[Records from a collection]
--- START ---
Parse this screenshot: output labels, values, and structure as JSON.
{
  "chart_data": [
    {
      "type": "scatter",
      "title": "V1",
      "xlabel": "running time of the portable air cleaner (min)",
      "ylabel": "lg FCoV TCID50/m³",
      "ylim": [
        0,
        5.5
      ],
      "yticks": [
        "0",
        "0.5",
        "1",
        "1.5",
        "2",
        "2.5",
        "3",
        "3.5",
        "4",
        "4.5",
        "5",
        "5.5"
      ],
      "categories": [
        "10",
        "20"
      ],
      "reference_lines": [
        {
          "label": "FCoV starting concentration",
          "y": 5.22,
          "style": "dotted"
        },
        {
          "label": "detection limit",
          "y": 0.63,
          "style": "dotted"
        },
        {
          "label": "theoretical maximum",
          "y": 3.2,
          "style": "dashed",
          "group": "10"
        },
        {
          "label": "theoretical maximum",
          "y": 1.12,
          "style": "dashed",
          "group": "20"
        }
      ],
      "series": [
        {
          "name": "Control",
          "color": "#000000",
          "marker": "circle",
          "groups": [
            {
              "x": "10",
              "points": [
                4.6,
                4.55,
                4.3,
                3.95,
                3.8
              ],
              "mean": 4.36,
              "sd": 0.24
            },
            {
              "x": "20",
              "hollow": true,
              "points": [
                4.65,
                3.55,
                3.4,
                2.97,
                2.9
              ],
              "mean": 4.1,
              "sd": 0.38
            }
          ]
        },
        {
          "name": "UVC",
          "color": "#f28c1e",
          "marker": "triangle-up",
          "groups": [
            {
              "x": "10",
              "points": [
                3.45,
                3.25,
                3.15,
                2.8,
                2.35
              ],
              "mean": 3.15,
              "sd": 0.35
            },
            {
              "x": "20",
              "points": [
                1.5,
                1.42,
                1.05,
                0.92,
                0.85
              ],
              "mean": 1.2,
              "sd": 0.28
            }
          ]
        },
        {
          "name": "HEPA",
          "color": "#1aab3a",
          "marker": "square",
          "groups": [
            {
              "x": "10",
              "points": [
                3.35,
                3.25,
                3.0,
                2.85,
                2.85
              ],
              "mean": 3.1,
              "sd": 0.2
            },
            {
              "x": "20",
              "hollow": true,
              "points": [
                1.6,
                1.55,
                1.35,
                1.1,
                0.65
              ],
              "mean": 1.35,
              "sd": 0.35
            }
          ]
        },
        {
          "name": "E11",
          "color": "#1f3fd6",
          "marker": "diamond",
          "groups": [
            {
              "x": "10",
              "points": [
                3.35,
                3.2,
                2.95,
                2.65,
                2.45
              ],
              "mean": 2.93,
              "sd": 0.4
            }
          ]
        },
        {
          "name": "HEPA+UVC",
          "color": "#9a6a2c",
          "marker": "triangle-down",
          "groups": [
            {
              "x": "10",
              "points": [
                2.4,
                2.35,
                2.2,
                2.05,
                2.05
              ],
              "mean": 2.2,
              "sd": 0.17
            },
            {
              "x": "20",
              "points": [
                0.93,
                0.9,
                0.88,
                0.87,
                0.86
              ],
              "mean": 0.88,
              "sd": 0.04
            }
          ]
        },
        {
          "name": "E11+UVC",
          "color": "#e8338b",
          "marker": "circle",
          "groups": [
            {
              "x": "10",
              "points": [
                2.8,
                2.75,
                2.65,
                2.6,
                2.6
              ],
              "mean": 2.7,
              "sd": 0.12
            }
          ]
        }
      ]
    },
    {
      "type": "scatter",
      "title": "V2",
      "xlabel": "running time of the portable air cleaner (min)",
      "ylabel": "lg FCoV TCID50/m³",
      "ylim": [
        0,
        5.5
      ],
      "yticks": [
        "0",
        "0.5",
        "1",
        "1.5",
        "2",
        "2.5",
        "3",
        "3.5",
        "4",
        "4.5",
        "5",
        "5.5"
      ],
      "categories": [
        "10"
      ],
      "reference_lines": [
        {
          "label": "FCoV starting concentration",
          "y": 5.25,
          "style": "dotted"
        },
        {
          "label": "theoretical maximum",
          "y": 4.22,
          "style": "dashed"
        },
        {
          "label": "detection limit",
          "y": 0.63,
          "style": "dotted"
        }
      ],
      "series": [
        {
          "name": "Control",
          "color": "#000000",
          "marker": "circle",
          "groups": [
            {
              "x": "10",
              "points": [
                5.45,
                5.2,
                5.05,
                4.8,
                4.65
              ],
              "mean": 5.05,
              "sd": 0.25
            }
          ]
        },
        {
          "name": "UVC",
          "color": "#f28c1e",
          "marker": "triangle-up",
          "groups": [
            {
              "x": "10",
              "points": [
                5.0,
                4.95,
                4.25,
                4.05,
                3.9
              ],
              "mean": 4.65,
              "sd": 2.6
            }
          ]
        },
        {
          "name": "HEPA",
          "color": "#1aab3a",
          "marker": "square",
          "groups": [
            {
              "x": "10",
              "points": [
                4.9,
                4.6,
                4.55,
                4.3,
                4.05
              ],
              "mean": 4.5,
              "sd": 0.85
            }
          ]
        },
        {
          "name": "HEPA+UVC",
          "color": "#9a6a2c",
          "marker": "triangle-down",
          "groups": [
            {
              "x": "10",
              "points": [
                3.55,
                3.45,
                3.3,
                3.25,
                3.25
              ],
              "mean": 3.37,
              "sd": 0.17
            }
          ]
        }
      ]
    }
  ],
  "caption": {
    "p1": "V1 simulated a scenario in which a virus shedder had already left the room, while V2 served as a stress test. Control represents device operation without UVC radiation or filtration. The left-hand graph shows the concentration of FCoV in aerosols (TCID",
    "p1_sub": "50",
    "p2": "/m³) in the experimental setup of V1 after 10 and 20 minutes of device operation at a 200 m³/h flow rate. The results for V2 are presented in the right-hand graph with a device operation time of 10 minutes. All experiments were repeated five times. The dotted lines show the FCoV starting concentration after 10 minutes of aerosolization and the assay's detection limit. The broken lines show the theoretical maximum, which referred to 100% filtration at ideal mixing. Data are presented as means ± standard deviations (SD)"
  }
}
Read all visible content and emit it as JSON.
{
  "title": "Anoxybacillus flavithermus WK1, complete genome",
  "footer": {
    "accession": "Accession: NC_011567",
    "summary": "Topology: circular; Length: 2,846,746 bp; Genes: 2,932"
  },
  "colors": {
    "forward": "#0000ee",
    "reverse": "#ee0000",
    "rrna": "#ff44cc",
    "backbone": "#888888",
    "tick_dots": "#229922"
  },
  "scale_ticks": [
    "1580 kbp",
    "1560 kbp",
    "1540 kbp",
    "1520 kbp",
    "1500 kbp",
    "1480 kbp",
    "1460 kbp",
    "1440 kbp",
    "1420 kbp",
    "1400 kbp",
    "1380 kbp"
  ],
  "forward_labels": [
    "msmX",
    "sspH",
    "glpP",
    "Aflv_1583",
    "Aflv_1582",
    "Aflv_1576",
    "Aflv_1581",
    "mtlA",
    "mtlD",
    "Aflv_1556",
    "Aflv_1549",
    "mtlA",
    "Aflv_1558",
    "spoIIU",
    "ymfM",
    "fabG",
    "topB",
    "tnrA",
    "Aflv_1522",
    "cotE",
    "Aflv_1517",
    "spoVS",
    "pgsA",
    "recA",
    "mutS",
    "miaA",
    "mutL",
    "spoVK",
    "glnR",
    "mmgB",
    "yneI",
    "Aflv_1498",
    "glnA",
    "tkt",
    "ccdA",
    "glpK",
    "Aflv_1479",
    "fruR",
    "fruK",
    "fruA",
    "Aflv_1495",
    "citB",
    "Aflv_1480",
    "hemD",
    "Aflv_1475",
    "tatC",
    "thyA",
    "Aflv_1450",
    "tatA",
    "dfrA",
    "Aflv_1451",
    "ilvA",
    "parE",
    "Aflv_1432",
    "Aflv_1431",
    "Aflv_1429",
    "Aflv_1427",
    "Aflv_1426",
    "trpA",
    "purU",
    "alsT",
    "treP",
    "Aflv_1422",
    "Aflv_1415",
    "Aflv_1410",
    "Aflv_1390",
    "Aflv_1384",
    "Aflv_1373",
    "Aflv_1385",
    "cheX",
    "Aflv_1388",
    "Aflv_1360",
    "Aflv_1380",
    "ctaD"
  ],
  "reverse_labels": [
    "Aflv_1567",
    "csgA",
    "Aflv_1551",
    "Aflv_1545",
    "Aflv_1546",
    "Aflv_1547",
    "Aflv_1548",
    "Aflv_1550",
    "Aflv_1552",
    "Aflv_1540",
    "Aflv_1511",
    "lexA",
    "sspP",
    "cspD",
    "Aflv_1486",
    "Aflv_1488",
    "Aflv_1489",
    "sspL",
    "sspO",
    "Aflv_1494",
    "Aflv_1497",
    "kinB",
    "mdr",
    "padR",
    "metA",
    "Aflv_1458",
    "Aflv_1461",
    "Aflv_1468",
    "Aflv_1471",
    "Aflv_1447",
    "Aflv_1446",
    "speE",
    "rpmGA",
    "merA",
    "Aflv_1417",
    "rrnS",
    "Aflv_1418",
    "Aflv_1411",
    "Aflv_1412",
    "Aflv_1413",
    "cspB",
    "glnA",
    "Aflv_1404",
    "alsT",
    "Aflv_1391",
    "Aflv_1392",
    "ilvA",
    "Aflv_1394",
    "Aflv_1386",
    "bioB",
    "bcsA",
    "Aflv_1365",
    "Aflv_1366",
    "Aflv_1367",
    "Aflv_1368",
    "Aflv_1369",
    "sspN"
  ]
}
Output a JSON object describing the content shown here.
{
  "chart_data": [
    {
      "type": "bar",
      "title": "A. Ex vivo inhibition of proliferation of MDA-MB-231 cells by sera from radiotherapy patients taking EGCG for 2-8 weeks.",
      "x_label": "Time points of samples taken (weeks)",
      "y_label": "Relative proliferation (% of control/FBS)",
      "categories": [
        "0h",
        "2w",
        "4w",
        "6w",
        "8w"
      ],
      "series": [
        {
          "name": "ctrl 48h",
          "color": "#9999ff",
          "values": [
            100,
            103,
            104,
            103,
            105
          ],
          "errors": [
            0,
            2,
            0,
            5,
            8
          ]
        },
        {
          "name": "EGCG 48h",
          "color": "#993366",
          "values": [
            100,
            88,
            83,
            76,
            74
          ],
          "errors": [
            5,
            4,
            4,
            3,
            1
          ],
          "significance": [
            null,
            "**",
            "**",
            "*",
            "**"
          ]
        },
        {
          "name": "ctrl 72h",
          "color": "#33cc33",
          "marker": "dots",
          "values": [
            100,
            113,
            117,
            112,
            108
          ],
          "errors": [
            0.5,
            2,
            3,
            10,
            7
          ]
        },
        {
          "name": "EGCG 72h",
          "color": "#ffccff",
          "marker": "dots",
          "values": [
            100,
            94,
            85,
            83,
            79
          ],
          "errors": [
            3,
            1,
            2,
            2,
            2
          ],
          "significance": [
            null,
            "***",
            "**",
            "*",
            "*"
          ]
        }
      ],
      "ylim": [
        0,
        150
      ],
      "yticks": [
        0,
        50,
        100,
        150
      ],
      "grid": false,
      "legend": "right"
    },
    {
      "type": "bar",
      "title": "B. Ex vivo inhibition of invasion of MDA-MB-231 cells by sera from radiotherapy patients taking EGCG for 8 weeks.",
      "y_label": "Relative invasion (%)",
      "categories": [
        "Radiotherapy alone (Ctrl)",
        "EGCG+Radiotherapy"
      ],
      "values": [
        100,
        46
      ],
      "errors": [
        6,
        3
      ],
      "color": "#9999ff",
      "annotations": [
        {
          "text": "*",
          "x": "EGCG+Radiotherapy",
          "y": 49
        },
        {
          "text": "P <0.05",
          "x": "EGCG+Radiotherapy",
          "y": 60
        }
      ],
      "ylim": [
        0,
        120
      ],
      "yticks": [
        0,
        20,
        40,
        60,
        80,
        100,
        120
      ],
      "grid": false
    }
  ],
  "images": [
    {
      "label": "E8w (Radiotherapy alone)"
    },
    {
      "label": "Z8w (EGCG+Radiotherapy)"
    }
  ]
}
--- END ---
YOUR INSTRUCTIONS:
From the entries above, show each line that includes the string "sera".

EXERCISE RESULT:
      "title": "A. Ex vivo inhibition of proliferation of MDA-MB-231 cells by sera from radiotherapy patients taking EGCG for 2-8 weeks.",
      "title": "B. Ex vivo inhibition of invasion of MDA-MB-231 cells by sera from radiotherapy patients taking EGCG for 8 weeks.",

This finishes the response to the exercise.